▶ Extrait du document:
----

Dans un premier temps, la Cour ne sait pas quels demandeurs ont été indemnisés ni quelle somme exactement a été déboursée. Aucune liste n’a été fournie. Dans un deuxième temps, le document sur lequel la défenderesse se base, soit l’« Entente d’aide financière afin de fournir l’accès au crabe des neiges aux Autochtones, zone 12, 18, 25/26 », n’est pas à ce point clair qu’il permettrait de déterminer si l’indemnisation était pour le passé ou pour l’avenir. Troisièmement, la Cour ne peut déterminer pour quelle portion du 35 % retranché, les demandeurs auraient été indemnisés.

[34]           Le premier motif exposé ci‑dessus ne s’applique pas en l’espèce puisque la preuve établit quels sont les demandeurs qui ont accepté l’offre et combien ils ont reçu. Les deux autres motifs pourraient toutefois s’appliquer à la présente affaire. L’entente est ici rédigée au futur lorsqu’elle déclare que le bénéficiaire [traduction] « renoncera […] à son droit de recevoir 14,6427 % de l’allocation de crabe des neiges » (soulignement ajouté, caractères gras dans l’original). Les clauses d’exonération signées dans cette affaire n’auront peut‑être pas pour effet d’éteindre toutes les demandes concernant la période allant de 2003 aux dates auxquelles elles ont été signées, et, aussi, elles n’ont peut‑être pas annulé toutes les demandes que présentent aujourd’hui ces demandeurs.

[35]           Comme le juge Martineau l’a déclaré dans Alyafi c Canada (Citoyenneté et Immigration), 2014 CF 952, au paragraphe 45 : « un juge devrait donc suivre une décision sur la même question d’un de ses collègues, à moins que la décision précédente se distingue sur les faits, qu’une question différente se pose, que la décision soit manifestement erronée ou que l’application de la décision créerait une injustice ». Par conséquent, le principe de la courtoisie judiciaire exige que je conclue qu’il existe une véritable question litigieuse pour ce qui est de savoir si ces demandeurs ont véritablement renoncé à une de leurs demandes ou à toutes. Les termes d’une exonération prennent leur sens à partir du contexte dans lequel ils ont été utilisés et en fonction de l’intention des parties. Pour déterminer ce qu’envisageaient les parties, le tribunal doit tenir compte du contexte, y compris des circonstances ayant entouré la signature du document et les éléments de preuve relatifs à l’intention des parties (voir : Arcand c Abiwin Co‑Operative Inc, 2010 CF 529, aux paragraphes 40 à 42, 368 FTR 145, conf. par 2011 CAF 170, au paragraphe 2, 423 NR 268). C’est un aspect qui ne peut pas être examiné à l’aide du dossier dont la Cour est présentement saisie et qui devrait être examiné dans le cadre d’un procès.

----

▶ Problème posé: Poursuivez l'extrait de décision sur les clauses d'exonération signées par les demandeurs, en reprenant juste après sa dernière phrase. Les entrées placées après ce texte ne sont d'aucune utilité ici.

----

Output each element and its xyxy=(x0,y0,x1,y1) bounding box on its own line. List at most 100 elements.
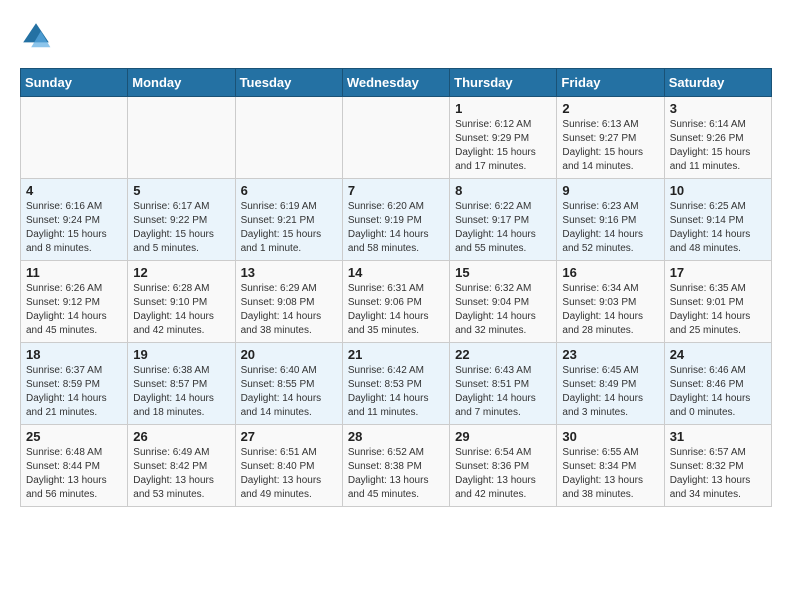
calendar-cell: 6 Sunrise: 6:19 AM Sunset: 9:21 PM Daylig… xyxy=(235,179,342,261)
day-number: 13 xyxy=(241,265,337,280)
cell-content: Sunrise: 6:48 AM Sunset: 8:44 PM Dayligh… xyxy=(26,446,122,502)
day-number: 28 xyxy=(348,429,444,444)
day-number: 8 xyxy=(455,183,551,198)
cell-content: Sunrise: 6:34 AM Sunset: 9:03 PM Dayligh… xyxy=(562,282,658,338)
cell-content: Sunrise: 6:29 AM Sunset: 9:08 PM Dayligh… xyxy=(241,282,337,338)
cell-content: Sunrise: 6:23 AM Sunset: 9:16 PM Dayligh… xyxy=(562,200,658,256)
calendar-week-row: 1 Sunrise: 6:12 AM Sunset: 9:29 PM Daylig… xyxy=(21,97,772,179)
cell-content: Sunrise: 6:52 AM Sunset: 8:38 PM Dayligh… xyxy=(348,446,444,502)
calendar-cell: 8Sunrise: 6:22 AM Sunset: 9:17 PM Daylig… xyxy=(450,179,557,261)
day-number: 6 xyxy=(241,183,337,198)
weekday-header-monday: Monday xyxy=(128,69,235,97)
calendar-week-row: 11 Sunrise: 6:26 AM Sunset: 9:12 PM Dayli… xyxy=(21,261,772,343)
calendar-cell: 27Sunrise: 6:51 AM Sunset: 8:40 PM Dayli… xyxy=(235,425,342,507)
day-number: 7 xyxy=(348,183,444,198)
calendar-cell: 3 Sunrise: 6:14 AM Sunset: 9:26 PM Daylig… xyxy=(664,97,771,179)
calendar-cell: 26 Sunrise: 6:49 AM Sunset: 8:42 PM Dayli… xyxy=(128,425,235,507)
calendar-cell: 24 Sunrise: 6:46 AM Sunset: 8:46 PM Dayli… xyxy=(664,343,771,425)
page-header xyxy=(20,20,772,52)
day-number: 15 xyxy=(455,265,551,280)
calendar-cell: 13 Sunrise: 6:29 AM Sunset: 9:08 PM Dayli… xyxy=(235,261,342,343)
weekday-header-tuesday: Tuesday xyxy=(235,69,342,97)
day-number: 24 xyxy=(670,347,766,362)
day-number: 17 xyxy=(670,265,766,280)
weekday-header-wednesday: Wednesday xyxy=(342,69,449,97)
cell-content: Sunrise: 6:42 AM Sunset: 8:53 PM Dayligh… xyxy=(348,364,444,420)
cell-content: Sunrise: 6:28 AM Sunset: 9:10 PM Dayligh… xyxy=(133,282,229,338)
day-number: 18 xyxy=(26,347,122,362)
day-number: 20 xyxy=(241,347,337,362)
day-number: 21 xyxy=(348,347,444,362)
cell-content: Sunrise: 6:37 AM Sunset: 8:59 PM Dayligh… xyxy=(26,364,122,420)
cell-content: Sunrise: 6:57 AM Sunset: 8:32 PM Dayligh… xyxy=(670,446,766,502)
calendar-cell: 1 Sunrise: 6:12 AM Sunset: 9:29 PM Daylig… xyxy=(450,97,557,179)
calendar-week-row: 18 Sunrise: 6:37 AM Sunset: 8:59 PM Dayli… xyxy=(21,343,772,425)
day-number: 25 xyxy=(26,429,122,444)
calendar-cell: 15 Sunrise: 6:32 AM Sunset: 9:04 PM Dayli… xyxy=(450,261,557,343)
cell-content: Sunrise: 6:19 AM Sunset: 9:21 PM Dayligh… xyxy=(241,200,337,256)
weekday-header-thursday: Thursday xyxy=(450,69,557,97)
calendar-cell: 14 Sunrise: 6:31 AM Sunset: 9:06 PM Dayli… xyxy=(342,261,449,343)
day-number: 1 xyxy=(455,101,551,116)
cell-content: Sunrise: 6:45 AM Sunset: 8:49 PM Dayligh… xyxy=(562,364,658,420)
calendar-cell: 5 Sunrise: 6:17 AM Sunset: 9:22 PM Daylig… xyxy=(128,179,235,261)
day-number: 2 xyxy=(562,101,658,116)
calendar-cell: 2 Sunrise: 6:13 AM Sunset: 9:27 PM Daylig… xyxy=(557,97,664,179)
cell-content: Sunrise: 6:26 AM Sunset: 9:12 PM Dayligh… xyxy=(26,282,122,338)
cell-content: Sunrise: 6:35 AM Sunset: 9:01 PM Dayligh… xyxy=(670,282,766,338)
day-number: 9 xyxy=(562,183,658,198)
calendar-cell: 4Sunrise: 6:16 AM Sunset: 9:24 PM Daylig… xyxy=(21,179,128,261)
calendar-cell: 12 Sunrise: 6:28 AM Sunset: 9:10 PM Dayli… xyxy=(128,261,235,343)
cell-content: Sunrise: 6:17 AM Sunset: 9:22 PM Dayligh… xyxy=(133,200,229,256)
day-number: 29 xyxy=(455,429,551,444)
cell-content: Sunrise: 6:46 AM Sunset: 8:46 PM Dayligh… xyxy=(670,364,766,420)
cell-content: Sunrise: 6:12 AM Sunset: 9:29 PM Dayligh… xyxy=(455,118,551,174)
calendar-cell: 19 Sunrise: 6:38 AM Sunset: 8:57 PM Dayli… xyxy=(128,343,235,425)
day-number: 16 xyxy=(562,265,658,280)
day-number: 30 xyxy=(562,429,658,444)
day-number: 31 xyxy=(670,429,766,444)
cell-content: Sunrise: 6:16 AM Sunset: 9:24 PM Dayligh… xyxy=(26,200,122,256)
calendar-week-row: 4Sunrise: 6:16 AM Sunset: 9:24 PM Daylig… xyxy=(21,179,772,261)
calendar-cell: 11 Sunrise: 6:26 AM Sunset: 9:12 PM Dayli… xyxy=(21,261,128,343)
calendar-cell xyxy=(342,97,449,179)
cell-content: Sunrise: 6:14 AM Sunset: 9:26 PM Dayligh… xyxy=(670,118,766,174)
calendar-cell: 7 Sunrise: 6:20 AM Sunset: 9:19 PM Daylig… xyxy=(342,179,449,261)
calendar-cell: 9 Sunrise: 6:23 AM Sunset: 9:16 PM Daylig… xyxy=(557,179,664,261)
calendar-cell: 17 Sunrise: 6:35 AM Sunset: 9:01 PM Dayli… xyxy=(664,261,771,343)
calendar-cell xyxy=(128,97,235,179)
calendar-cell: 30 Sunrise: 6:55 AM Sunset: 8:34 PM Dayli… xyxy=(557,425,664,507)
calendar-cell: 20 Sunrise: 6:40 AM Sunset: 8:55 PM Dayli… xyxy=(235,343,342,425)
cell-content: Sunrise: 6:13 AM Sunset: 9:27 PM Dayligh… xyxy=(562,118,658,174)
day-number: 5 xyxy=(133,183,229,198)
day-number: 19 xyxy=(133,347,229,362)
cell-content: Sunrise: 6:38 AM Sunset: 8:57 PM Dayligh… xyxy=(133,364,229,420)
cell-content: Sunrise: 6:55 AM Sunset: 8:34 PM Dayligh… xyxy=(562,446,658,502)
weekday-header-saturday: Saturday xyxy=(664,69,771,97)
day-number: 11 xyxy=(26,265,122,280)
cell-content: Sunrise: 6:31 AM Sunset: 9:06 PM Dayligh… xyxy=(348,282,444,338)
day-number: 3 xyxy=(670,101,766,116)
day-number: 23 xyxy=(562,347,658,362)
cell-content: Sunrise: 6:25 AM Sunset: 9:14 PM Dayligh… xyxy=(670,200,766,256)
calendar-cell xyxy=(235,97,342,179)
logo-icon xyxy=(20,20,52,52)
calendar-cell: 28 Sunrise: 6:52 AM Sunset: 8:38 PM Dayli… xyxy=(342,425,449,507)
calendar-cell xyxy=(21,97,128,179)
cell-content: Sunrise: 6:20 AM Sunset: 9:19 PM Dayligh… xyxy=(348,200,444,256)
calendar-cell: 31 Sunrise: 6:57 AM Sunset: 8:32 PM Dayli… xyxy=(664,425,771,507)
calendar-cell: 23 Sunrise: 6:45 AM Sunset: 8:49 PM Dayli… xyxy=(557,343,664,425)
day-number: 26 xyxy=(133,429,229,444)
cell-content: Sunrise: 6:49 AM Sunset: 8:42 PM Dayligh… xyxy=(133,446,229,502)
cell-content: Sunrise: 6:51 AM Sunset: 8:40 PM Dayligh… xyxy=(241,446,337,502)
weekday-header-sunday: Sunday xyxy=(21,69,128,97)
cell-content: Sunrise: 6:54 AM Sunset: 8:36 PM Dayligh… xyxy=(455,446,551,502)
day-number: 12 xyxy=(133,265,229,280)
weekday-header-row: SundayMondayTuesdayWednesdayThursdayFrid… xyxy=(21,69,772,97)
cell-content: Sunrise: 6:32 AM Sunset: 9:04 PM Dayligh… xyxy=(455,282,551,338)
calendar-cell: 21 Sunrise: 6:42 AM Sunset: 8:53 PM Dayli… xyxy=(342,343,449,425)
calendar-cell: 16 Sunrise: 6:34 AM Sunset: 9:03 PM Dayli… xyxy=(557,261,664,343)
day-number: 14 xyxy=(348,265,444,280)
day-number: 22 xyxy=(455,347,551,362)
cell-content: Sunrise: 6:40 AM Sunset: 8:55 PM Dayligh… xyxy=(241,364,337,420)
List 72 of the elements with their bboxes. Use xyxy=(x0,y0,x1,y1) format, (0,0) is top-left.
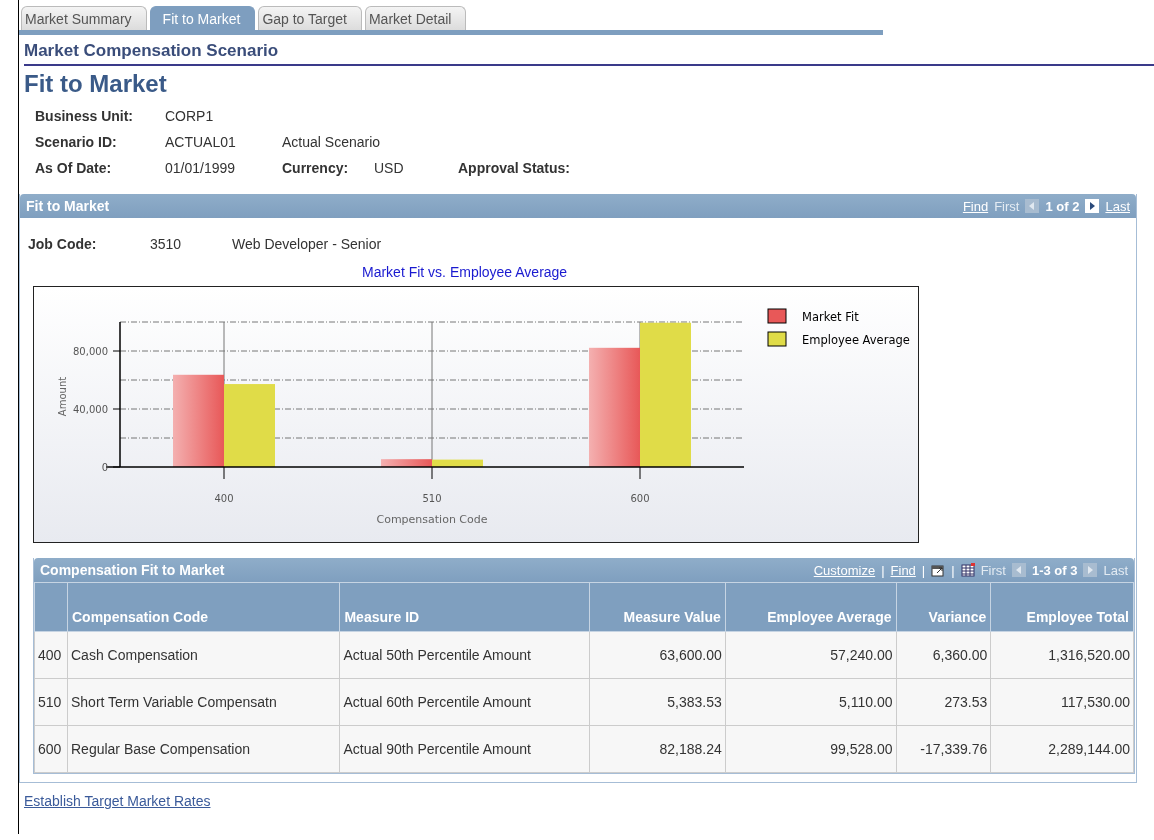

----

▶ Réponse rédigée:
C.                 Y a‑t‑il des faits importants qui sont contestés?

[36]           La défenderesse soutient que la plupart des faits importants ne sont pas contestés et que les seuls qui le sont n’ont pas été établis par les demandeurs. Plus précisément, la défenderesse affirme que les demandeurs n’ont fourni aucun élément de preuve susceptible d’étayer les allégations suivantes :

                     l’adoption d’un régime de contingents individuels en 1993 a découlé d’une entente conclue de vive voix avec le MPO;

                     en 1997, le MPO a convenu d’accorder aux pêcheurs de l’Î.‑P.‑ É. une part permanente de 5,325 % du TAC dans les ZPC 12, 25 et 26;

                     suite à l’arrêt Marshall, le MPO et d’autres fonctionnaires ont promis aux demandeurs que la seule façon dont les Premières Nations auraient accès à cette pêche serait au moyen d’un système de rachat volontaire;

                     on a déclaré aux demandeurs que les Premières Nations n’obtiendraient qu’une part représentant 1 % à 2 % du TAC;

                     la répartition des contingents qu’a effectuée le MPO en 2003 a compromis la viabilité des entreprises de pêche au crabe des demandeurs et placé la ressource en péril;

                     le MPO a établi un faible TAC en 2003, contrairement aux recommandations des propres scientifiques du MPO;

                     l’intégration de la ZPC 18 a réduit de 4,7081 % le contingent accordé aux demandeurs.

[37]           Les demandeurs soutiennent que les faits invoqués par les parties sont beaucoup plus divergents que l’admet la défenderesse et les parties ne s’entendent sur aucun des faits, à l’exception des faits historiques qui sont le moins sujets à controverse. Les deux déposants, Jim Jones pour le compte de la défenderesse, et Carter Hutt, pour le compte de tous les demandeurs, s’opposent diamétralement sur de nombreuses questions et les demandeurs soutiennent par conséquent que l’évaluation de la crédibilité des témoins au cours d’un procès est la seule façon de résoudre ces contradictions. Les demandeurs contestent également l’affirmation de la demanderesse selon laquelle ils n’ont fourni aucune preuve quant à la plupart de leurs demandes, en disant qu’elles sont toutes clairement étayées par les documents joints à l’affidavit de Carter Hutt.

[38]           J’examinerai plus loin la question de savoir s’il existe des faits importants contestés lorsque j’examinerai les questions en suspens.

D.                La rupture de contrat invoquée par les demandeurs soulève‑t‑elle une véritable question litigieuse?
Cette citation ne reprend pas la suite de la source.